Task to complete ::
Say how many lines contain "Public", using only the number.

Extracted data ::
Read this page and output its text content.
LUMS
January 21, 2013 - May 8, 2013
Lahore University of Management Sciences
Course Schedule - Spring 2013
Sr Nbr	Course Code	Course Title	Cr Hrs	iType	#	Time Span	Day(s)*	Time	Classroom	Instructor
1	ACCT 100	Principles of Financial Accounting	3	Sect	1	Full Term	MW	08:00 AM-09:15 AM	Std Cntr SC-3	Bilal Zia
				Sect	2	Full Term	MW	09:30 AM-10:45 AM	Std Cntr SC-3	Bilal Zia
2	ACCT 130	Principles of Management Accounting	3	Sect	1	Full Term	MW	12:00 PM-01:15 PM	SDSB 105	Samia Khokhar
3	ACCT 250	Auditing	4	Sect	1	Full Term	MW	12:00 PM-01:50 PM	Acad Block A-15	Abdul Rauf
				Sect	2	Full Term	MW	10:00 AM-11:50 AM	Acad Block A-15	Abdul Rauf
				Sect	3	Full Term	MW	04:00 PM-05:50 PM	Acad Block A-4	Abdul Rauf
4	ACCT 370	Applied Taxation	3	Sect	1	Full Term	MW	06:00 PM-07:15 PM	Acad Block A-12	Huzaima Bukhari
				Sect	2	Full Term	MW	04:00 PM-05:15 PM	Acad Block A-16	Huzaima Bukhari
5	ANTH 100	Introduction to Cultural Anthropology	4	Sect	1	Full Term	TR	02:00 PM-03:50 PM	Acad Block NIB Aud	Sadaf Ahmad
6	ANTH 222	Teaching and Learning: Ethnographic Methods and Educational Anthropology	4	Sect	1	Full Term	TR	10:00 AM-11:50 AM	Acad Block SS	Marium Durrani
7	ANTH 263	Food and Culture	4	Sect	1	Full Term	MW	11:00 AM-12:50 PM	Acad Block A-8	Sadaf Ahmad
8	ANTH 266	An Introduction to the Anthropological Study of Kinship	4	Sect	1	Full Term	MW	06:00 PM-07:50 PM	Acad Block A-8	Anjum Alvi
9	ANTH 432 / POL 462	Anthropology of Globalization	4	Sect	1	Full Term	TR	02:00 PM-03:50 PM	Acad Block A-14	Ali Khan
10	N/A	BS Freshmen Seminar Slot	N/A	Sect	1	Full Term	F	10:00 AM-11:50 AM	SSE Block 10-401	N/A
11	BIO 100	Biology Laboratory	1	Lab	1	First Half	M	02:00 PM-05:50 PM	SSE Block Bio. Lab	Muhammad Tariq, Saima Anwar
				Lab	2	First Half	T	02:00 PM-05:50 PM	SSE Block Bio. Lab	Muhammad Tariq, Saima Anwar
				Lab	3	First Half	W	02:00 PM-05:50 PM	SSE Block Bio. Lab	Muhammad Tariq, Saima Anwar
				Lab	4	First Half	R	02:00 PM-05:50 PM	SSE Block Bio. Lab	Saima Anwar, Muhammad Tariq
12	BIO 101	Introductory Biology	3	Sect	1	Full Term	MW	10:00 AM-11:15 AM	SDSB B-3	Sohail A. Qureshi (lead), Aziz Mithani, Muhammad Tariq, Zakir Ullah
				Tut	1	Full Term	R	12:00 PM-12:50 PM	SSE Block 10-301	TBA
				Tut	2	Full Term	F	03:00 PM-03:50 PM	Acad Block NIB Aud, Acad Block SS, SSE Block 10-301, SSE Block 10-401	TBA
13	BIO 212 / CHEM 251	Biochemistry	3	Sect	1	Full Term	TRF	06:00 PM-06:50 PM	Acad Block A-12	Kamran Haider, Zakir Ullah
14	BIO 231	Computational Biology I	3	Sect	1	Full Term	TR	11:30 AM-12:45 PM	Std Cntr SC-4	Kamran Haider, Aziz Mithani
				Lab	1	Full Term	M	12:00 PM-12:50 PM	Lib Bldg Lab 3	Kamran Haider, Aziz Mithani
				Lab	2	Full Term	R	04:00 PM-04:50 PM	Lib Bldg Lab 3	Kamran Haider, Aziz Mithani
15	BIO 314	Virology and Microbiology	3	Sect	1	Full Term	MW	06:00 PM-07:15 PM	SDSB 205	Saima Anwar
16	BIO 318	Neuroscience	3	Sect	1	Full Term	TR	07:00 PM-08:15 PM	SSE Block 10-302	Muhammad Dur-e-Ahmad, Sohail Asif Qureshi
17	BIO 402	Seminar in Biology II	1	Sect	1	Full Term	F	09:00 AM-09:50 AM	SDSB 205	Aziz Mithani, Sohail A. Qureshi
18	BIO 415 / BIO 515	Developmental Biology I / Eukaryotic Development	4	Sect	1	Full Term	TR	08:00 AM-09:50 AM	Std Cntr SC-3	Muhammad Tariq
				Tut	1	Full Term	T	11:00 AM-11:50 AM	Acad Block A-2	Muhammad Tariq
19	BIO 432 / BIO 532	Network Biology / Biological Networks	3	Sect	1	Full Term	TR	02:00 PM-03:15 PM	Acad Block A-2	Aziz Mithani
* * *
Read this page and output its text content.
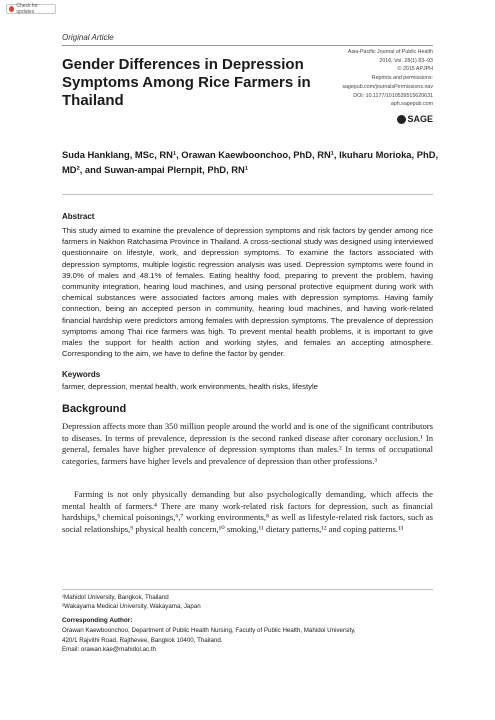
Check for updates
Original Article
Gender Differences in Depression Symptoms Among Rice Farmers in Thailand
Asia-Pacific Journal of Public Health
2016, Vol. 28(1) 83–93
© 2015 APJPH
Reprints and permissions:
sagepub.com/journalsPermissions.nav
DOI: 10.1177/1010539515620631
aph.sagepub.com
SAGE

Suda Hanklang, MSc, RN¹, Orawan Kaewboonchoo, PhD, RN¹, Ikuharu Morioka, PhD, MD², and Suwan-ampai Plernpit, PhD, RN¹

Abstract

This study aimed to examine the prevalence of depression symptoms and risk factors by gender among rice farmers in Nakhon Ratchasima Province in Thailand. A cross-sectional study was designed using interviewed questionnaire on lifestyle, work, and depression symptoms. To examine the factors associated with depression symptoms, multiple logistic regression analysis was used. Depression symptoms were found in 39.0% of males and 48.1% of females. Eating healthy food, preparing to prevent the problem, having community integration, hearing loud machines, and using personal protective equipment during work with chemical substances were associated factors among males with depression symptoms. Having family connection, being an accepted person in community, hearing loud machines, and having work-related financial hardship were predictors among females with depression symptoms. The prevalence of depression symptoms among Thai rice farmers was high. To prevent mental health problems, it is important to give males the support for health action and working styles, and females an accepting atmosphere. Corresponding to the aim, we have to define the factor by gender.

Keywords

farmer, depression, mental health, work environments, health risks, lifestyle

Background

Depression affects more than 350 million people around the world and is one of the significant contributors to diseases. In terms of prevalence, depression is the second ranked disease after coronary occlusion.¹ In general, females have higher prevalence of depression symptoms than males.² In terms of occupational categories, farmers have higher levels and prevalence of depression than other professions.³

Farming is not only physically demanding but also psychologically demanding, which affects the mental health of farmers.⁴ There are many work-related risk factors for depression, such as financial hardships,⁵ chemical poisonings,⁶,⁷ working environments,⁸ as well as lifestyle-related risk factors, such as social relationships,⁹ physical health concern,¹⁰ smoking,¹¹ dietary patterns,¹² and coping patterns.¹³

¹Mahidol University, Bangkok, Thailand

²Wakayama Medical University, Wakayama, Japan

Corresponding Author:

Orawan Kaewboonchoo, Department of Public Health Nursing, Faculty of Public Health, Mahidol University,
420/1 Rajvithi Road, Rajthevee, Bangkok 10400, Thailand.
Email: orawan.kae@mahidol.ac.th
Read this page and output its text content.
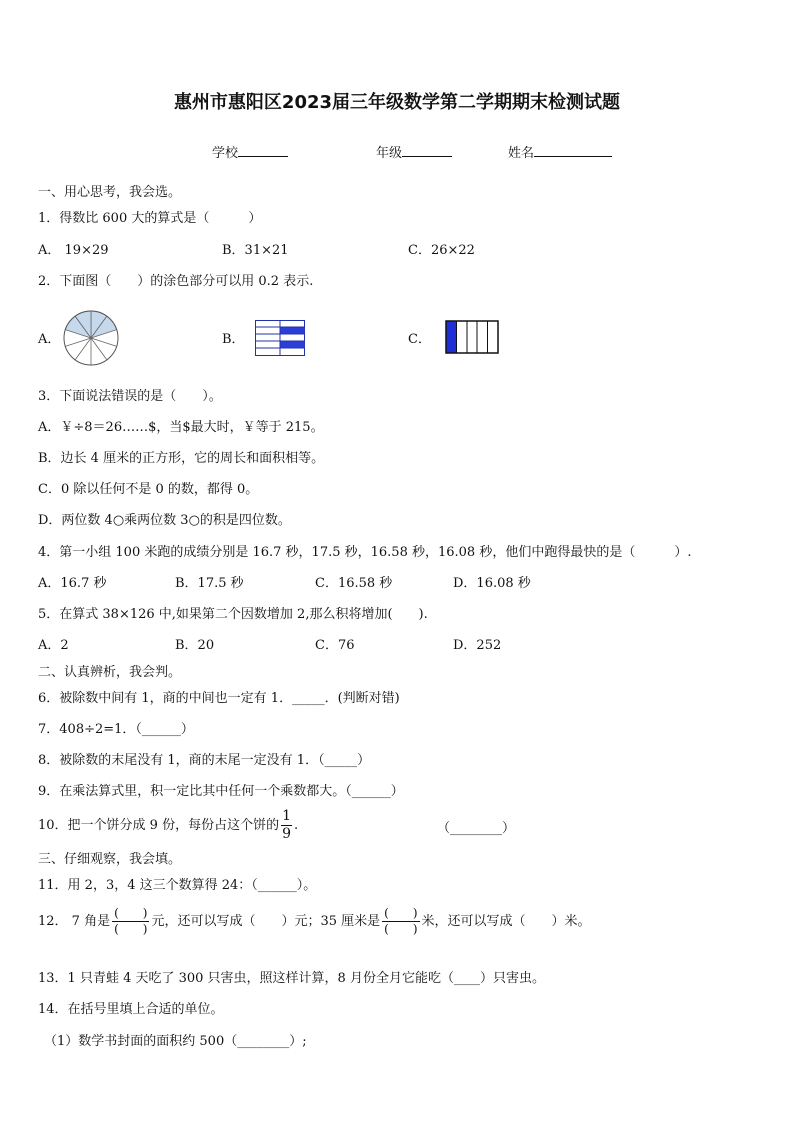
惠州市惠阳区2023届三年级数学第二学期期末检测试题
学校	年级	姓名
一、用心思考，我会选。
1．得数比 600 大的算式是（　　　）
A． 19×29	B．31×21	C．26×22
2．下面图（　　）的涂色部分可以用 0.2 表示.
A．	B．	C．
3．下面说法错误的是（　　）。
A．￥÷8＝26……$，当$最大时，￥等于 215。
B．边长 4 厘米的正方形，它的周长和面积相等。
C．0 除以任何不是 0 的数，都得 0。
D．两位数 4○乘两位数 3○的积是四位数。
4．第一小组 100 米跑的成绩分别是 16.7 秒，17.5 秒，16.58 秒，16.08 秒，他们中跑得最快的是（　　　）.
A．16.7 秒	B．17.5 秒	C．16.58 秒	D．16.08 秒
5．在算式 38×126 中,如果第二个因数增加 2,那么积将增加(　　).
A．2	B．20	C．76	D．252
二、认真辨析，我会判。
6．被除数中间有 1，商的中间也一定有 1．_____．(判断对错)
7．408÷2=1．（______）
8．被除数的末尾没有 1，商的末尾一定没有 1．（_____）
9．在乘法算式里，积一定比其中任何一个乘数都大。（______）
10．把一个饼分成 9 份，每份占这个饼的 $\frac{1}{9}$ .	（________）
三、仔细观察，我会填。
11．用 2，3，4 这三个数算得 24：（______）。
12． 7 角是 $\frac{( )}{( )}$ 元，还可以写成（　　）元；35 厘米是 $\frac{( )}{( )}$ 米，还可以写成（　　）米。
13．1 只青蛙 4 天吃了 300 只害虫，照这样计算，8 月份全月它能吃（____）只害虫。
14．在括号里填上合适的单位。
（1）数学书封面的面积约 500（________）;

Response to the exercise ::
2